● Goal:
Can the data below be set down again exactly, line for line?

(Source records)
────

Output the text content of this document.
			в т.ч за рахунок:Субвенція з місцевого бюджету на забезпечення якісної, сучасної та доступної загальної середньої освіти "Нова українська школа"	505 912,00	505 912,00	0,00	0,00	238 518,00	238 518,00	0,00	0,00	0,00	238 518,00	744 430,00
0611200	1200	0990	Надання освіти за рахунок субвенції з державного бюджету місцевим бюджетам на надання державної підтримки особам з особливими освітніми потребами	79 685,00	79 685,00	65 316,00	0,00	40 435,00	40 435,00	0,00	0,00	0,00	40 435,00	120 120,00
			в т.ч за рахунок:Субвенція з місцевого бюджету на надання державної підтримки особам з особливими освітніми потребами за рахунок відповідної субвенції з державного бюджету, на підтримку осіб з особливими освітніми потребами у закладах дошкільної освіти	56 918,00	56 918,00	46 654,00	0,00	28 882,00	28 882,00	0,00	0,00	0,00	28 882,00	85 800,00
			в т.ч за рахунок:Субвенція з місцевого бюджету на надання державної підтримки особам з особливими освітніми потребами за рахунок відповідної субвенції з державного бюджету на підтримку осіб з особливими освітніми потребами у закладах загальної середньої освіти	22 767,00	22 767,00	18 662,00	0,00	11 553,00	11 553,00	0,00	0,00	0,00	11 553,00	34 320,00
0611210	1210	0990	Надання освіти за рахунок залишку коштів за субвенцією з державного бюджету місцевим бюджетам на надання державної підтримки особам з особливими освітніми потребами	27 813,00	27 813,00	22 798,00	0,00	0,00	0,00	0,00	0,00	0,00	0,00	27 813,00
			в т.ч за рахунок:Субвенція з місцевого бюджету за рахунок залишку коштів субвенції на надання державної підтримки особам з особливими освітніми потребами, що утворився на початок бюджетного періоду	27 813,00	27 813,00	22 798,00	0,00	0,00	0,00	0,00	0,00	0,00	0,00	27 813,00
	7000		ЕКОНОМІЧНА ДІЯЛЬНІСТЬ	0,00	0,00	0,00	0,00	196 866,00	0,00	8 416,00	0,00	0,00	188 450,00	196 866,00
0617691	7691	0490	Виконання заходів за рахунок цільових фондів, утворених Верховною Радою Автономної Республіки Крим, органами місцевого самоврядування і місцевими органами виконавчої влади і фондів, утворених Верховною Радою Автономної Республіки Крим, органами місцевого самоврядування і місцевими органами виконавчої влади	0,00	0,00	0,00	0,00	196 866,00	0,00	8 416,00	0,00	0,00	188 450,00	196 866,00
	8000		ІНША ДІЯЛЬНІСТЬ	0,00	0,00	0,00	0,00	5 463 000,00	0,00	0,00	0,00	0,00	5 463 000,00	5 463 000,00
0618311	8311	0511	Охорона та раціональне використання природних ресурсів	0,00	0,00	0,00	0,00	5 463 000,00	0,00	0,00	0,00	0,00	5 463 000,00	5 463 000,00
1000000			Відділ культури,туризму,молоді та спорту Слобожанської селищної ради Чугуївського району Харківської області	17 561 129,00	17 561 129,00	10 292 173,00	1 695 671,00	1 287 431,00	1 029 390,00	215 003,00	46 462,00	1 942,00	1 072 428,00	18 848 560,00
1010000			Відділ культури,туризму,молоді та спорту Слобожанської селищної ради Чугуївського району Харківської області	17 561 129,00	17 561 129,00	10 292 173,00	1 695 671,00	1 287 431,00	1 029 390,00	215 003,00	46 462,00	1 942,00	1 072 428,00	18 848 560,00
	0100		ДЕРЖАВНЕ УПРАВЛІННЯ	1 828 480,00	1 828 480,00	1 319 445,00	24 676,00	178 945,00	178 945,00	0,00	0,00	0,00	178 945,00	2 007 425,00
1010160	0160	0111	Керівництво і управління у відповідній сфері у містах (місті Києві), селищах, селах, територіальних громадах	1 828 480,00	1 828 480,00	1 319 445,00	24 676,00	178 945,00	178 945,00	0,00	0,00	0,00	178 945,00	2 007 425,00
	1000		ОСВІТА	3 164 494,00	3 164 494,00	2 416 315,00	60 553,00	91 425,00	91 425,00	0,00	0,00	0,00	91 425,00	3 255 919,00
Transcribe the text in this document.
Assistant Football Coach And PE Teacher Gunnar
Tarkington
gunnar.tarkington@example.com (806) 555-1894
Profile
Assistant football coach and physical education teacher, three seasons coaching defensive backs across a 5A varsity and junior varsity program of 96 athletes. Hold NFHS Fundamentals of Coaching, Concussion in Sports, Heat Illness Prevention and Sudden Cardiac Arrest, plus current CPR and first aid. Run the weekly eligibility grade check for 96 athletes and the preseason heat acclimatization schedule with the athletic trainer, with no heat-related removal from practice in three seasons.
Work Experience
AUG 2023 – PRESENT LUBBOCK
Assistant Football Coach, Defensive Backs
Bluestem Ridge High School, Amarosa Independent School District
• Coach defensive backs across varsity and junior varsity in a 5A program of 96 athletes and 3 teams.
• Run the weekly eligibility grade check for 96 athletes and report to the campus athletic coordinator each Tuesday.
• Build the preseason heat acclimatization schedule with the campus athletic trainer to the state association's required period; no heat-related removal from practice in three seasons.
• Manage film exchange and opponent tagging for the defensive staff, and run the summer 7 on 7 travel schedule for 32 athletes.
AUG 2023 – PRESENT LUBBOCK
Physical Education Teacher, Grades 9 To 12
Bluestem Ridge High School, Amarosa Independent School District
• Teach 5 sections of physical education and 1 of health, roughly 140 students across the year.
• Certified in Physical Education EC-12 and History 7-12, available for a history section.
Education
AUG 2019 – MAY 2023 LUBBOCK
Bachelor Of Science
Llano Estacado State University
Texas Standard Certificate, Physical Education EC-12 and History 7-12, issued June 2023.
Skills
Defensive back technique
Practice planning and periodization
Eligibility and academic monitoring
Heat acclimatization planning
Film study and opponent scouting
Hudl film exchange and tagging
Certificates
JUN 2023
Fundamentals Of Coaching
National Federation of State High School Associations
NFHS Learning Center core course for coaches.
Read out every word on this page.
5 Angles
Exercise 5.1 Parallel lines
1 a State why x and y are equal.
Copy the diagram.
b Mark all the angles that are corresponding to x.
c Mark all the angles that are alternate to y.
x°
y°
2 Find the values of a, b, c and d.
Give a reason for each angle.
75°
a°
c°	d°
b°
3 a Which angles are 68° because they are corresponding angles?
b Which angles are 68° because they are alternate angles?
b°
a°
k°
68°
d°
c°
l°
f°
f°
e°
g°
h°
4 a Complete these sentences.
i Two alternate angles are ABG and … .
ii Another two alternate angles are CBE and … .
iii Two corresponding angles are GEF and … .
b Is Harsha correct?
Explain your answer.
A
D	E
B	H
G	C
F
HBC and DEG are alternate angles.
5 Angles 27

────

● Task output:
Output the text content of this document.
			в т.ч за рахунок:Субвенція з місцевого бюджету на забезпечення якісної, сучасної та доступної загальної середньої освіти "Нова українська школа"	505 912,00	505 912,00	0,00	0,00	238 518,00	238 518,00	0,00	0,00	0,00	238 518,00	744 430,00
0611200	1200	0990	Надання освіти за рахунок субвенції з державного бюджету місцевим бюджетам на надання державної підтримки особам з особливими освітніми потребами	79 685,00	79 685,00	65 316,00	0,00	40 435,00	40 435,00	0,00	0,00	0,00	40 435,00	120 120,00
			в т.ч за рахунок:Субвенція з місцевого бюджету на надання державної підтримки особам з особливими освітніми потребами за рахунок відповідної субвенції з державного бюджету, на підтримку осіб з особливими освітніми потребами у закладах дошкільної освіти	56 918,00	56 918,00	46 654,00	0,00	28 882,00	28 882,00	0,00	0,00	0,00	28 882,00	85 800,00
			в т.ч за рахунок:Субвенція з місцевого бюджету на надання державної підтримки особам з особливими освітніми потребами за рахунок відповідної субвенції з державного бюджету на підтримку осіб з особливими освітніми потребами у закладах загальної середньої освіти	22 767,00	22 767,00	18 662,00	0,00	11 553,00	11 553,00	0,00	0,00	0,00	11 553,00	34 320,00
0611210	1210	0990	Надання освіти за рахунок залишку коштів за субвенцією з державного бюджету місцевим бюджетам на надання державної підтримки особам з особливими освітніми потребами	27 813,00	27 813,00	22 798,00	0,00	0,00	0,00	0,00	0,00	0,00	0,00	27 813,00
			в т.ч за рахунок:Субвенція з місцевого бюджету за рахунок залишку коштів субвенції на надання державної підтримки особам з особливими освітніми потребами, що утворився на початок бюджетного періоду	27 813,00	27 813,00	22 798,00	0,00	0,00	0,00	0,00	0,00	0,00	0,00	27 813,00
	7000		ЕКОНОМІЧНА ДІЯЛЬНІСТЬ	0,00	0,00	0,00	0,00	196 866,00	0,00	8 416,00	0,00	0,00	188 450,00	196 866,00
0617691	7691	0490	Виконання заходів за рахунок цільових фондів, утворених Верховною Радою Автономної Республіки Крим, органами місцевого самоврядування і місцевими органами виконавчої влади і фондів, утворених Верховною Радою Автономної Республіки Крим, органами місцевого самоврядування і місцевими органами виконавчої влади	0,00	0,00	0,00	0,00	196 866,00	0,00	8 416,00	0,00	0,00	188 450,00	196 866,00
	8000		ІНША ДІЯЛЬНІСТЬ	0,00	0,00	0,00	0,00	5 463 000,00	0,00	0,00	0,00	0,00	5 463 000,00	5 463 000,00
0618311	8311	0511	Охорона та раціональне використання природних ресурсів	0,00	0,00	0,00	0,00	5 463 000,00	0,00	0,00	0,00	0,00	5 463 000,00	5 463 000,00
1000000			Відділ культури,туризму,молоді та спорту Слобожанської селищної ради Чугуївського району Харківської області	17 561 129,00	17 561 129,00	10 292 173,00	1 695 671,00	1 287 431,00	1 029 390,00	215 003,00	46 462,00	1 942,00	1 072 428,00	18 848 560,00
1010000			Відділ культури,туризму,молоді та спорту Слобожанської селищної ради Чугуївського району Харківської області	17 561 129,00	17 561 129,00	10 292 173,00	1 695 671,00	1 287 431,00	1 029 390,00	215 003,00	46 462,00	1 942,00	1 072 428,00	18 848 560,00
	0100		ДЕРЖАВНЕ УПРАВЛІННЯ	1 828 480,00	1 828 480,00	1 319 445,00	24 676,00	178 945,00	178 945,00	0,00	0,00	0,00	178 945,00	2 007 425,00
1010160	0160	0111	Керівництво і управління у відповідній сфері у містах (місті Києві), селищах, селах, територіальних громадах	1 828 480,00	1 828 480,00	1 319 445,00	24 676,00	178 945,00	178 945,00	0,00	0,00	0,00	178 945,00	2 007 425,00
	1000		ОСВІТА	3 164 494,00	3 164 494,00	2 416 315,00	60 553,00	91 425,00	91 425,00	0,00	0,00	0,00	91 425,00	3 255 919,00
Transcribe the text in this document.
Assistant Football Coach And PE Teacher Gunnar
Tarkington
gunnar.tarkington@example.com (806) 555-1894
Profile
Assistant football coach and physical education teacher, three seasons coaching defensive backs across a 5A varsity and junior varsity program of 96 athletes. Hold NFHS Fundamentals of Coaching, Concussion in Sports, Heat Illness Prevention and Sudden Cardiac Arrest, plus current CPR and first aid. Run the weekly eligibility grade check for 96 athletes and the preseason heat acclimatization schedule with the athletic trainer, with no heat-related removal from practice in three seasons.
Work Experience
AUG 2023 – PRESENT LUBBOCK
Assistant Football Coach, Defensive Backs
Bluestem Ridge High School, Amarosa Independent School District
• Coach defensive backs across varsity and junior varsity in a 5A program of 96 athletes and 3 teams.
• Run the weekly eligibility grade check for 96 athletes and report to the campus athletic coordinator each Tuesday.
• Build the preseason heat acclimatization schedule with the campus athletic trainer to the state association's required period; no heat-related removal from practice in three seasons.
• Manage film exchange and opponent tagging for the defensive staff, and run the summer 7 on 7 travel schedule for 32 athletes.
AUG 2023 – PRESENT LUBBOCK
Physical Education Teacher, Grades 9 To 12
Bluestem Ridge High School, Amarosa Independent School District
• Teach 5 sections of physical education and 1 of health, roughly 140 students across the year.
• Certified in Physical Education EC-12 and History 7-12, available for a history section.
Education
AUG 2019 – MAY 2023 LUBBOCK
Bachelor Of Science
Llano Estacado State University
Texas Standard Certificate, Physical Education EC-12 and History 7-12, issued June 2023.
Skills
Defensive back technique
Practice planning and periodization
Eligibility and academic monitoring
Heat acclimatization planning
Film study and opponent scouting
Hudl film exchange and tagging
Certificates
JUN 2023
Fundamentals Of Coaching
National Federation of State High School Associations
NFHS Learning Center core course for coaches.
Read out every word on this page.
5 Angles
Exercise 5.1 Parallel lines
1 a State why x and y are equal.
Copy the diagram.
b Mark all the angles that are corresponding to x.
c Mark all the angles that are alternate to y.
x°
y°
2 Find the values of a, b, c and d.
Give a reason for each angle.
75°
a°
c°	d°
b°
3 a Which angles are 68° because they are corresponding angles?
b Which angles are 68° because they are alternate angles?
b°
a°
k°
68°
d°
c°
l°
f°
f°
e°
g°
h°
4 a Complete these sentences.
i Two alternate angles are ABG and … .
ii Another two alternate angles are CBE and … .
iii Two corresponding angles are GEF and … .
b Is Harsha correct?
Explain your answer.
A
D	E
B	H
G	C
F
HBC and DEG are alternate angles.
5 Angles 27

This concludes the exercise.